═══ Data excerpts ═══

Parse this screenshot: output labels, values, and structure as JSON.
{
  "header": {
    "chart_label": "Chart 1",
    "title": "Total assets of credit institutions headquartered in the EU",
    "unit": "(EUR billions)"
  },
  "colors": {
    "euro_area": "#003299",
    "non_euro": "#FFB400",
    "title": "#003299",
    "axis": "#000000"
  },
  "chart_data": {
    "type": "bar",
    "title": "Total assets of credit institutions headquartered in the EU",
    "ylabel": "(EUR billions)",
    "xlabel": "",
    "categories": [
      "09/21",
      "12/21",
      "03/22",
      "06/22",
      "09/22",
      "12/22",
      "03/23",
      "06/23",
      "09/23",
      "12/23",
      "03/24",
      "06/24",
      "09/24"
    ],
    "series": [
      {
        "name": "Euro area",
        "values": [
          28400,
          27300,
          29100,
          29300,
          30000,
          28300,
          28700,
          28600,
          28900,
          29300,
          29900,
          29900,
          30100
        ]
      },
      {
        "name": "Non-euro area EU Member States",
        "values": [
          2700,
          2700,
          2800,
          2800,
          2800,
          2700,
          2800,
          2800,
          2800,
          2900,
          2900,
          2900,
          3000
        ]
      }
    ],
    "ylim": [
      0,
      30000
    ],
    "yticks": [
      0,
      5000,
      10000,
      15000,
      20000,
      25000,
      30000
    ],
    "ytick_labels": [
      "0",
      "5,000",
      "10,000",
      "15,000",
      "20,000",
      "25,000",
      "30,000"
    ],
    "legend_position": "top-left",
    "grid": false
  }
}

═══

_What to produce_
List every line above that holds the word "billions".

_Task output_
    "unit": "(EUR billions)"
    "ylabel": "(EUR billions)",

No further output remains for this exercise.